- Points à traiter -
**1)** D’après le texte source, quand l’ouverture du nouveau tribunal administratif en Seine-Saint-Denis est-elle prévue ?
**2)** Pour chaque affirmation, indiquez par oui ou non si elle concorde avec le texte source, en citant les mots qui tranchent. (a) L’orateur intervient pour la première fois sur ce sujet. (b) La hausse des crédits s’explique surtout par l’intégration de la Cour nationale du droit d’asile au programme. (c) Le programme reçoit soixante équivalents temps plein travaillé supplémentaires pour 2009.

- Texte source -

Madame la présidente, monsieur le secrétaire d’État, mes chers collègues, j’interviens à nouveau cette année, car les problèmes que j’avais alors soulevés n’ont pas été résolus.
En 2007, j’avais évoqué l’engorgement de certains tribunaux administratifs en raison de la multiplication des contentieux et l’insuffisance des effectifs. Or la lecture des crédits affectés au programme « Conseil d’État et autres juridictions administratives », auquel je limiterai mon intervention, ne permet pas d’apaiser les craintes soulevées voilà un an.
Certes, ce programme bénéficiera d’un effort budgétaire qui se traduit par l’affectation de soixante équivalents temps plein travaillé supplémentaires pour 2009 et par l’ouverture, qui avait été demandée, d’un nouveau tribunal administratif en Seine-Saint-Denis, prévue pour l’automne 2009.
Comme MM. les rapporteurs l’ont indiqué, les crédits, qui sont en hausse pour 2009, s’élèvent à 311, 16 millions d’euros en autorisations d’engagement et à 305, 36 millions d’euros en crédits de paiement.
Néanmoins, comme l’ont également rappelé MM. les rapporteurs, cette hausse s’explique surtout par l’intégration à ce programme de la Cour nationale du droit d’asile, dont les crédits s’élèvent à 20, 83 millions d’euros en autorisations d’engagement et à 18, 12 millions d’euros en crédits de paiement.

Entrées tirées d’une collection
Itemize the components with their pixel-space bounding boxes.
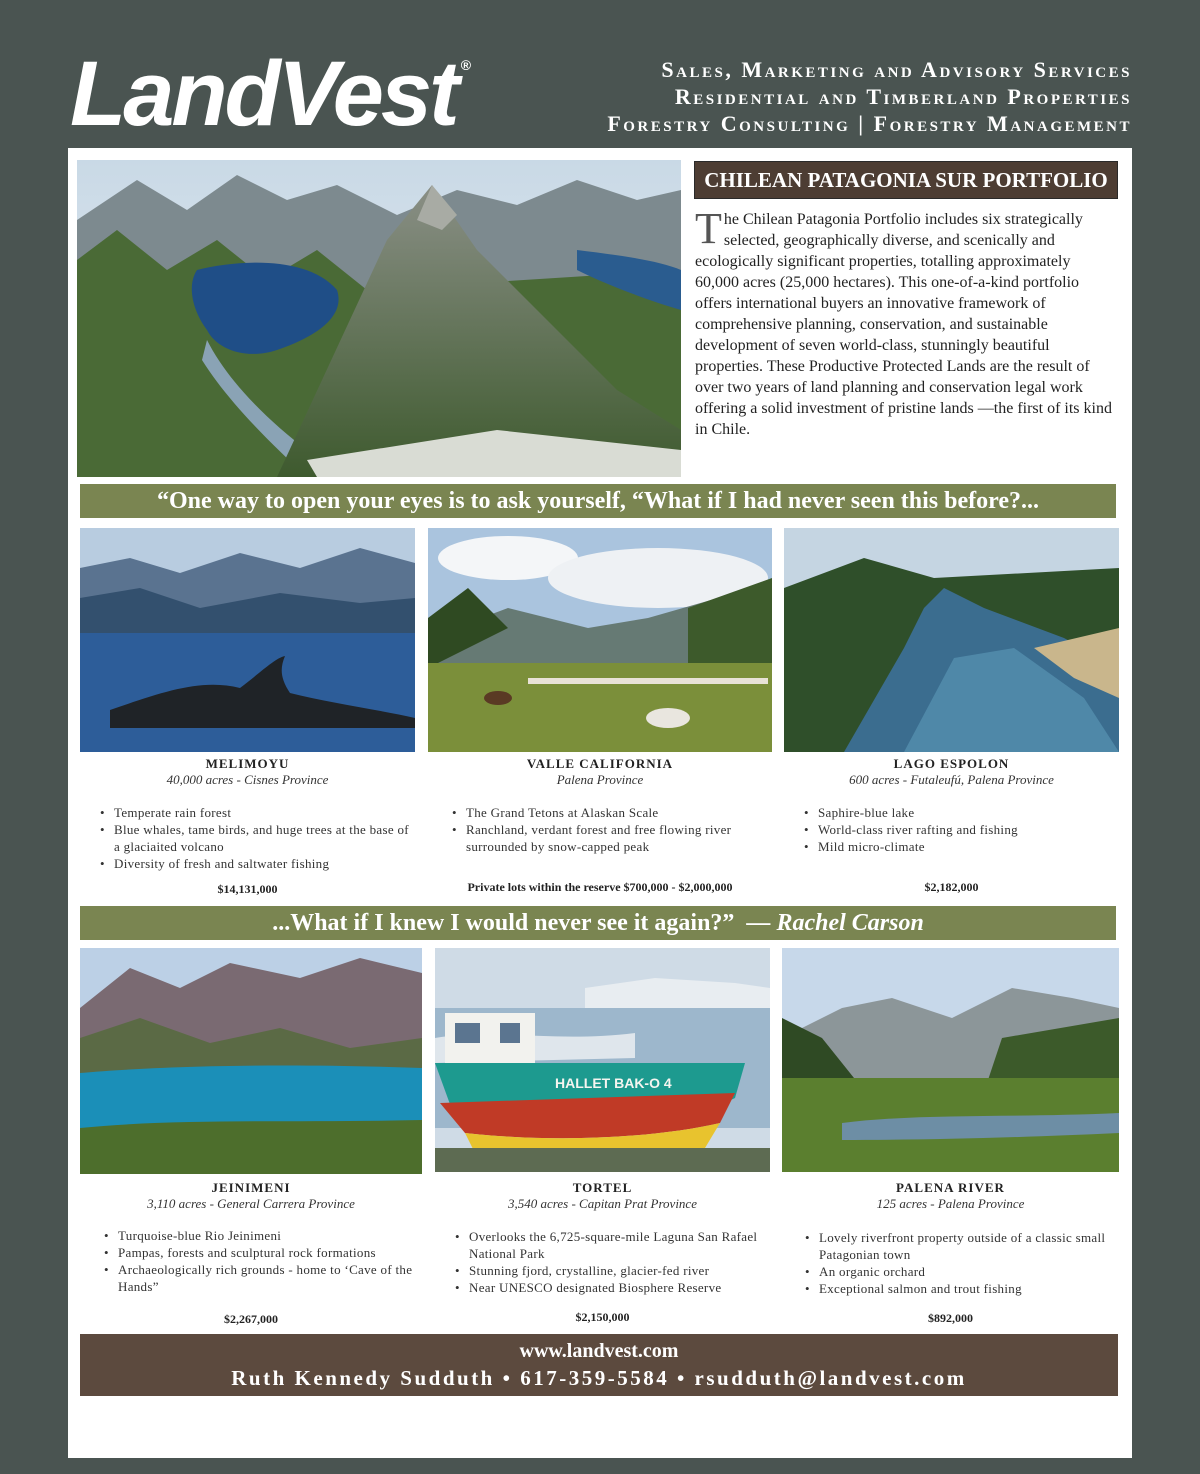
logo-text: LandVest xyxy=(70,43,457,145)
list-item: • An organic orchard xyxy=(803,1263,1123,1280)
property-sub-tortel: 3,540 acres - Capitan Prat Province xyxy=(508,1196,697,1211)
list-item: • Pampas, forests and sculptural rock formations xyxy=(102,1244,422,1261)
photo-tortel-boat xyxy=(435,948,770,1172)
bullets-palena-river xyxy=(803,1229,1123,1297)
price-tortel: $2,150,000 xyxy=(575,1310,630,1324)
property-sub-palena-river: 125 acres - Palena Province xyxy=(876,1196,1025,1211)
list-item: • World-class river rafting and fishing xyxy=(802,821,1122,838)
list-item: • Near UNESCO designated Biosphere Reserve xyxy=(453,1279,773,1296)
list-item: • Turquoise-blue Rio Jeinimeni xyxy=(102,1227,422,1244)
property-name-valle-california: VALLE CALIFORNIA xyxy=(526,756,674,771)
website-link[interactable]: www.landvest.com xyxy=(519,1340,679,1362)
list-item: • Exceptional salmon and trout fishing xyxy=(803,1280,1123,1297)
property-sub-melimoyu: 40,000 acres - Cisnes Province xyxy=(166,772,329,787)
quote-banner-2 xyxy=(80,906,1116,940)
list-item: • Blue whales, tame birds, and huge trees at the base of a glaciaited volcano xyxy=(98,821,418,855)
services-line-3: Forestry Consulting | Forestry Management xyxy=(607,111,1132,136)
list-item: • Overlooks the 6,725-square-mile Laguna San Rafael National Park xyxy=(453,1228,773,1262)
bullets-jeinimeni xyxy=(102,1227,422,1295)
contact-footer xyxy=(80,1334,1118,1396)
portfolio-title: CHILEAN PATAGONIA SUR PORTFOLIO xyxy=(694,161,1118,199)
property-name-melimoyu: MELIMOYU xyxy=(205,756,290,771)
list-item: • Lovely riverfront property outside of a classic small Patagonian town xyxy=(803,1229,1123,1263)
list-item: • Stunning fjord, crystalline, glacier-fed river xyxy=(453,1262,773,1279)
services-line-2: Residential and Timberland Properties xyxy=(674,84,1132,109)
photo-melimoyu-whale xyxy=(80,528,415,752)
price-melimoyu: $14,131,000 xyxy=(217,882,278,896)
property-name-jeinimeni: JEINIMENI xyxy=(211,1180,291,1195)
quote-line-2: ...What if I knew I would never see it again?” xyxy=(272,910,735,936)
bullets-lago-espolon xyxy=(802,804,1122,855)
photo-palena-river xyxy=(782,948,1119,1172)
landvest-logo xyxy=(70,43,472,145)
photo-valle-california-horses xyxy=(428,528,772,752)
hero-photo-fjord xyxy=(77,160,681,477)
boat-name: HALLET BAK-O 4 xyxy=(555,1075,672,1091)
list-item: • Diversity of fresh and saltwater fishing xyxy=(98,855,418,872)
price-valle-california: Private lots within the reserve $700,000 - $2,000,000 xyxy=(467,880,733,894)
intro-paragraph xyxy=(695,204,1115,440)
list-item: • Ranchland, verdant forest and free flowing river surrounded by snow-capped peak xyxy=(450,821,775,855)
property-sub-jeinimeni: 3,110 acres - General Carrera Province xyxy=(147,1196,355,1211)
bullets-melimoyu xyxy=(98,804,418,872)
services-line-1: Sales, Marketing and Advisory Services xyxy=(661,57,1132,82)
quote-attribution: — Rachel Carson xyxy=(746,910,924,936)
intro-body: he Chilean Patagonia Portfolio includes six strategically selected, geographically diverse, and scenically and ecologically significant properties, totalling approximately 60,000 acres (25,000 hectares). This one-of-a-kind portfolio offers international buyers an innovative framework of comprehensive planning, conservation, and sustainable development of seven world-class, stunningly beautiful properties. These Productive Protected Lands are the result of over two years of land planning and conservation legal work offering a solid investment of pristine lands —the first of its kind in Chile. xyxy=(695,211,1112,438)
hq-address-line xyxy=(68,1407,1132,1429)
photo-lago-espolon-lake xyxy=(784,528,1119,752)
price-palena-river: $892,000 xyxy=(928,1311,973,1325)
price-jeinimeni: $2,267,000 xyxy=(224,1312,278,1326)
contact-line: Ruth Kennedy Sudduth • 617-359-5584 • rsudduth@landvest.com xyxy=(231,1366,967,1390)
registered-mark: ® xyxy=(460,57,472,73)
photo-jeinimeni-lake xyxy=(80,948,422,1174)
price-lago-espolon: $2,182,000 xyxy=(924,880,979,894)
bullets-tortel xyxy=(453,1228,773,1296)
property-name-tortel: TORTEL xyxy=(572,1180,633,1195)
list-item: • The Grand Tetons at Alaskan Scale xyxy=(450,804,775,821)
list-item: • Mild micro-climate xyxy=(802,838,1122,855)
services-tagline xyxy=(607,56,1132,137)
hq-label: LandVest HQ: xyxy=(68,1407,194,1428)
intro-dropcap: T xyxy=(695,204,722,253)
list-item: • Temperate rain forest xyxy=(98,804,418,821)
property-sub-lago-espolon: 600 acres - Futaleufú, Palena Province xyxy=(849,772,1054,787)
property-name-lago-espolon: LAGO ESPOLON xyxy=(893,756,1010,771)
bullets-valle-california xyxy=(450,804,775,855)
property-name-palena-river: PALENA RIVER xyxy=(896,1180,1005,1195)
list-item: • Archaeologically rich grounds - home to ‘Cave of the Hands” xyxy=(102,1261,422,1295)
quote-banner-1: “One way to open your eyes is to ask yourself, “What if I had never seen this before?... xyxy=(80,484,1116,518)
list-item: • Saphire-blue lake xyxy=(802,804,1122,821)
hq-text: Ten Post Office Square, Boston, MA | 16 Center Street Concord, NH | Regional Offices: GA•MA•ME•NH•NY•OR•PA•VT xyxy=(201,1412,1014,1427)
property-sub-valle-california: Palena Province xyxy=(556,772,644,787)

...

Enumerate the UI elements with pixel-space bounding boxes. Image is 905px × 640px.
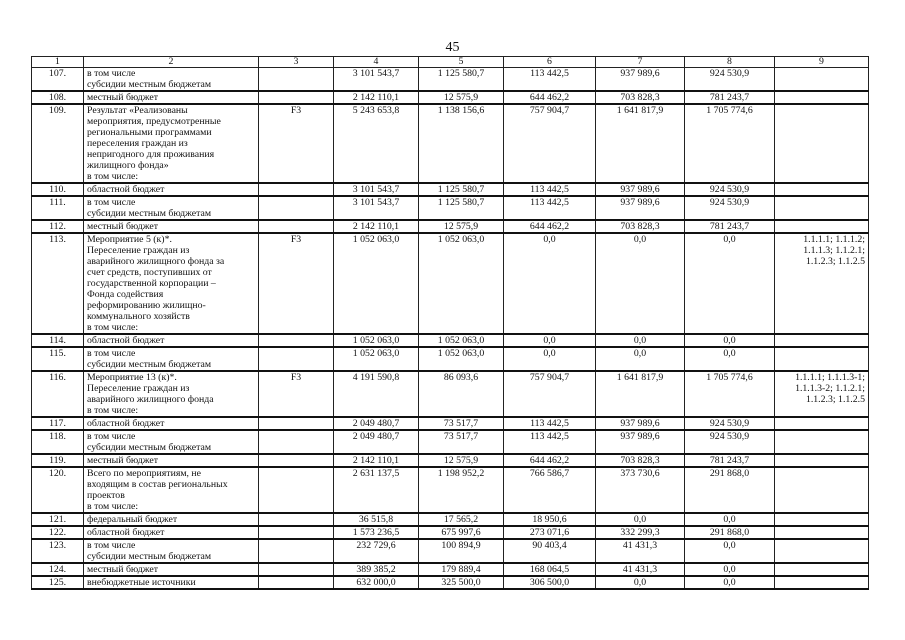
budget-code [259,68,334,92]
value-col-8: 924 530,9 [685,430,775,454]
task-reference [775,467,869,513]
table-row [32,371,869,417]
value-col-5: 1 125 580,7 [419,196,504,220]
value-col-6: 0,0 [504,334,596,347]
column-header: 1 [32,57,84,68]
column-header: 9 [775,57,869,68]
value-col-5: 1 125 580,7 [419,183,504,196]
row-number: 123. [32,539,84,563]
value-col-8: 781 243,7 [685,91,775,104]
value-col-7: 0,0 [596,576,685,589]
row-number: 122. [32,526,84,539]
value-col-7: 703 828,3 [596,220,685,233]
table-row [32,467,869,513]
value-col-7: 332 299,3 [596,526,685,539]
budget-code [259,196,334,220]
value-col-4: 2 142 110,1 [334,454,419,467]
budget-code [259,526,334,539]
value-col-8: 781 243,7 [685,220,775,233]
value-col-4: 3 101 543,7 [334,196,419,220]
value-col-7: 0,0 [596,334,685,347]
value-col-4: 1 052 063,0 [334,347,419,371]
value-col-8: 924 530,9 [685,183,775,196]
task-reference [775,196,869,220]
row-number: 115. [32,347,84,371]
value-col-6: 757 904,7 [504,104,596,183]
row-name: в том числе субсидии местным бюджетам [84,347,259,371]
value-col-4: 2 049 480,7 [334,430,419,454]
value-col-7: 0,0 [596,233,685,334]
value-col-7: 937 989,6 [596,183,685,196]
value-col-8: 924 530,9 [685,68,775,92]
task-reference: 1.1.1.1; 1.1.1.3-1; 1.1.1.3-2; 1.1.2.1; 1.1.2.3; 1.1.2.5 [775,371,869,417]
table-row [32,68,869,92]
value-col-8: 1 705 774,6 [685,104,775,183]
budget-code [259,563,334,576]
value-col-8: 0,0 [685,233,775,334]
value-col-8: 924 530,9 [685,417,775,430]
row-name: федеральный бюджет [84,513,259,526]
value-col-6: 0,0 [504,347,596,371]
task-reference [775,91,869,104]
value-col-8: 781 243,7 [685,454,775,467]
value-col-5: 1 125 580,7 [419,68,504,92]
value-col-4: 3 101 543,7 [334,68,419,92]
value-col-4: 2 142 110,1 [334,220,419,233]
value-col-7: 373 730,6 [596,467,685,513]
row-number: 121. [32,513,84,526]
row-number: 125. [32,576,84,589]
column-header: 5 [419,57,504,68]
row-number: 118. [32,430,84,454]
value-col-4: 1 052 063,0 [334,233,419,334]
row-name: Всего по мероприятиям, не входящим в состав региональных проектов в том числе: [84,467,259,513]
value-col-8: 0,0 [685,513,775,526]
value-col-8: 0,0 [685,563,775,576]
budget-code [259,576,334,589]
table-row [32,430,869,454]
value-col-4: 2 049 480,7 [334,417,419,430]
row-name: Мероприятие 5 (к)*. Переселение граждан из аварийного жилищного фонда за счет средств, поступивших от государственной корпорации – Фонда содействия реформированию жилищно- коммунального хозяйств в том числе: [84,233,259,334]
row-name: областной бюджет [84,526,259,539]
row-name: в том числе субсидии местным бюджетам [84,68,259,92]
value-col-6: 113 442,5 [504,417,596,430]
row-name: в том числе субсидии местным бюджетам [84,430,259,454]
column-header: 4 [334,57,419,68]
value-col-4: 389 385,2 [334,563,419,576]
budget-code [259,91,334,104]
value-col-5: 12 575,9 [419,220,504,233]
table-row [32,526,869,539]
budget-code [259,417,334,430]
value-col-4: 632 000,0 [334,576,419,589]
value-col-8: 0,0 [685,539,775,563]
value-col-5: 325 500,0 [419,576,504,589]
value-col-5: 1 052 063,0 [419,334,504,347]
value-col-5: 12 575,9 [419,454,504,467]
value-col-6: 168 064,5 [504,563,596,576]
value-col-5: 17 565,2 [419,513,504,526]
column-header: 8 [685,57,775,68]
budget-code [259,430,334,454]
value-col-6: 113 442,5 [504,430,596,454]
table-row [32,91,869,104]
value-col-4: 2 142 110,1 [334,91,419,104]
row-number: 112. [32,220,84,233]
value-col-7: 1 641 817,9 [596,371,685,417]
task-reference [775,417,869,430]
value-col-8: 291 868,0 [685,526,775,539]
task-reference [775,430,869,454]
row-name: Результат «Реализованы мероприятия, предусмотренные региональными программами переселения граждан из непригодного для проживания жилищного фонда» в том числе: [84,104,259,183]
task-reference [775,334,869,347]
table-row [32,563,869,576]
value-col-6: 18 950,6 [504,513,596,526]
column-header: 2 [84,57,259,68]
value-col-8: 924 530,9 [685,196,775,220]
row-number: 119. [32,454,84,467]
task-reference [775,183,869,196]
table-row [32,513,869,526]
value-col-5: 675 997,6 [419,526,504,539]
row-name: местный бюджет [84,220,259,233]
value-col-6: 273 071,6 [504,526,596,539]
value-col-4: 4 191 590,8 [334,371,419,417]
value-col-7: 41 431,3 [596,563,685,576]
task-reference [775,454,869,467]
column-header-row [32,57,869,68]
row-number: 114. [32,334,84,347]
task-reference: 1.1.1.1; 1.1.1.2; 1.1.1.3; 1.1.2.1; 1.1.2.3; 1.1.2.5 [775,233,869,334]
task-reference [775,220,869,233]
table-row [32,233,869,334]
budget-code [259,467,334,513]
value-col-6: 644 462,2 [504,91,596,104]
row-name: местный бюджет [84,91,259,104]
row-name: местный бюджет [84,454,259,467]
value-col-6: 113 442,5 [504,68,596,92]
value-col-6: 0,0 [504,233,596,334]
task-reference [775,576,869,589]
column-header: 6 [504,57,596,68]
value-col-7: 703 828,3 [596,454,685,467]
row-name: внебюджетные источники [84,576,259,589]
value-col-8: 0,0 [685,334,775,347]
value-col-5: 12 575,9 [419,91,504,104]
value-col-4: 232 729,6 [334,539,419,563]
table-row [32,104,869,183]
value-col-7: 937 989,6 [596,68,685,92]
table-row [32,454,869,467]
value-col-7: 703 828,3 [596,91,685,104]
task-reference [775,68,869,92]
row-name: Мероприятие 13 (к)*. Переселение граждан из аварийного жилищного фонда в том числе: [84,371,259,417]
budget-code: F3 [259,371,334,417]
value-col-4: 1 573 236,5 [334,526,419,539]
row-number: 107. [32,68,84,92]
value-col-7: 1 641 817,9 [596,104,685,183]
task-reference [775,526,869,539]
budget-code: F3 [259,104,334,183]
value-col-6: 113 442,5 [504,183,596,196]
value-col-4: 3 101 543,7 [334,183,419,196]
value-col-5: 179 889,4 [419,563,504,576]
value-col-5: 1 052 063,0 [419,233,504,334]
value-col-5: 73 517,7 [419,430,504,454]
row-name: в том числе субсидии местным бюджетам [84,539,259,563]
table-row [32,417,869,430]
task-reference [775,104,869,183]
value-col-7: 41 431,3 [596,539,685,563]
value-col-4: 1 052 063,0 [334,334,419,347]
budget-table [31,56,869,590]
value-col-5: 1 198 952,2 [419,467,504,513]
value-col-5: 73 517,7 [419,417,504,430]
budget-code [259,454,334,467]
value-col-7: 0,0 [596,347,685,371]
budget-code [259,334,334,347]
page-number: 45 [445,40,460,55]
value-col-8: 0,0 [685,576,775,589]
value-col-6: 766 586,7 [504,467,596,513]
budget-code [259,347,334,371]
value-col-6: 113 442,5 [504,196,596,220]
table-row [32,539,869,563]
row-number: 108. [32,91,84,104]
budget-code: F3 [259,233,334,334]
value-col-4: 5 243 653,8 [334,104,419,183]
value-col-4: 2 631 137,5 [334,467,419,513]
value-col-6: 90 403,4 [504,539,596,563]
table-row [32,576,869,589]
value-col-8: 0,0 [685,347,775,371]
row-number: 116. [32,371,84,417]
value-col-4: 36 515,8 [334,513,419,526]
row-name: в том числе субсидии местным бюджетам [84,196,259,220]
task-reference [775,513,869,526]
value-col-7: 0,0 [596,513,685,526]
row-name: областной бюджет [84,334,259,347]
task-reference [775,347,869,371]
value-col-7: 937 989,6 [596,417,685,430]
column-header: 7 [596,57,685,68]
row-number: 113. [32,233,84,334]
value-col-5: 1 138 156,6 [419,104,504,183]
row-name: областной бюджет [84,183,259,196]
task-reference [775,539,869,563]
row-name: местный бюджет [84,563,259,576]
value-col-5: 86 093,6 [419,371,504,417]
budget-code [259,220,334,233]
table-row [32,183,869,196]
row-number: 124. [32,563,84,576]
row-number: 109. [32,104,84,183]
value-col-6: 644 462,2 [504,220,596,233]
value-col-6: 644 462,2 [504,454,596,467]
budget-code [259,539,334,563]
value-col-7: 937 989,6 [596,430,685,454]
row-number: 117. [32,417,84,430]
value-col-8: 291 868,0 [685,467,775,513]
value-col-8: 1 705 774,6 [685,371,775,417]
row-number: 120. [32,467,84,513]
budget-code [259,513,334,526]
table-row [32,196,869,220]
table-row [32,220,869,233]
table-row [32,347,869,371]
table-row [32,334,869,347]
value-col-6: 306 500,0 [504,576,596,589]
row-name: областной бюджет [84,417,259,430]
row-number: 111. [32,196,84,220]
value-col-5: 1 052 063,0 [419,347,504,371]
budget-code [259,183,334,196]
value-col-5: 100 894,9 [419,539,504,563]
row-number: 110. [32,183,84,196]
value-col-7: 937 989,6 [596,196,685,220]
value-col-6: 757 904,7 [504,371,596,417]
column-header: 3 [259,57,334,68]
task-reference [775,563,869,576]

- Réponses attendues -
**1)** À l’automne 2009.

**2)**
(a) Non : « j’interviens à nouveau cette année ».
(b) Oui : « cette hausse s’explique surtout par l’intégration à ce programme de la Cour nationale du droit d’asile ».
(c) Oui : « l’affectation de soixante équivalents temps plein travaillé supplémentaires pour 2009 ».